Exercise task
Repeat the whole of the data, keeping every detail the same.

---- Data section

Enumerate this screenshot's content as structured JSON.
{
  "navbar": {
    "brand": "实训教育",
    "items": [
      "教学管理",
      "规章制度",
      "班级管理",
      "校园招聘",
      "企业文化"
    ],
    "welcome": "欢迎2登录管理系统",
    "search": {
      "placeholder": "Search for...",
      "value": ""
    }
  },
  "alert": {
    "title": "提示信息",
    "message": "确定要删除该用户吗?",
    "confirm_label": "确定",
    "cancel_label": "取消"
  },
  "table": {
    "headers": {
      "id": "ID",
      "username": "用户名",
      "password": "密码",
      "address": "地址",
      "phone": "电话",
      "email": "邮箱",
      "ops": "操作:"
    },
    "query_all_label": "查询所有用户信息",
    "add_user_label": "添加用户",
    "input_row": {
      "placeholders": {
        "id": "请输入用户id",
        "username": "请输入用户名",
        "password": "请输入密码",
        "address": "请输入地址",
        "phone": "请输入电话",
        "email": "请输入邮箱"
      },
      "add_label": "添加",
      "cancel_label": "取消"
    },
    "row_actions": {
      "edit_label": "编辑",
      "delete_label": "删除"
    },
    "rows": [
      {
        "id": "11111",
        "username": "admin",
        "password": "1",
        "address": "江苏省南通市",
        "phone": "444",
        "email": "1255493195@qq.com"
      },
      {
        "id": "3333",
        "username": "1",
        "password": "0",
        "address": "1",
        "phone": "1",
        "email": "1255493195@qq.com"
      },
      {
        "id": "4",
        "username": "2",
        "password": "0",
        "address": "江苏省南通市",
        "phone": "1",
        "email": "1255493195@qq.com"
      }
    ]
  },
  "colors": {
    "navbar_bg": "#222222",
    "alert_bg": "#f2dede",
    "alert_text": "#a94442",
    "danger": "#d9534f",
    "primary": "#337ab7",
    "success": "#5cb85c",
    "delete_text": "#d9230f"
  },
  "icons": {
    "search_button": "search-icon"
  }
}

--------

Task output
Enumerate this screenshot's content as structured JSON.
{
  "navbar": {
    "brand": "实训教育",
    "items": [
      "教学管理",
      "规章制度",
      "班级管理",
      "校园招聘",
      "企业文化"
    ],
    "welcome": "欢迎2登录管理系统",
    "search": {
      "placeholder": "Search for...",
      "value": ""
    }
  },
  "alert": {
    "title": "提示信息",
    "message": "确定要删除该用户吗?",
    "confirm_label": "确定",
    "cancel_label": "取消"
  },
  "table": {
    "headers": {
      "id": "ID",
      "username": "用户名",
      "password": "密码",
      "address": "地址",
      "phone": "电话",
      "email": "邮箱",
      "ops": "操作:"
    },
    "query_all_label": "查询所有用户信息",
    "add_user_label": "添加用户",
    "input_row": {
      "placeholders": {
        "id": "请输入用户id",
        "username": "请输入用户名",
        "password": "请输入密码",
        "address": "请输入地址",
        "phone": "请输入电话",
        "email": "请输入邮箱"
      },
      "add_label": "添加",
      "cancel_label": "取消"
    },
    "row_actions": {
      "edit_label": "编辑",
      "delete_label": "删除"
    },
    "rows": [
      {
        "id": "11111",
        "username": "admin",
        "password": "1",
        "address": "江苏省南通市",
        "phone": "444",
        "email": "1255493195@qq.com"
      },
      {
        "id": "3333",
        "username": "1",
        "password": "0",
        "address": "1",
        "phone": "1",
        "email": "1255493195@qq.com"
      },
      {
        "id": "4",
        "username": "2",
        "password": "0",
        "address": "江苏省南通市",
        "phone": "1",
        "email": "1255493195@qq.com"
      }
    ]
  },
  "colors": {
    "navbar_bg": "#222222",
    "alert_bg": "#f2dede",
    "alert_text": "#a94442",
    "danger": "#d9534f",
    "primary": "#337ab7",
    "success": "#5cb85c",
    "delete_text": "#d9230f"
  },
  "icons": {
    "search_button": "search-icon"
  }
}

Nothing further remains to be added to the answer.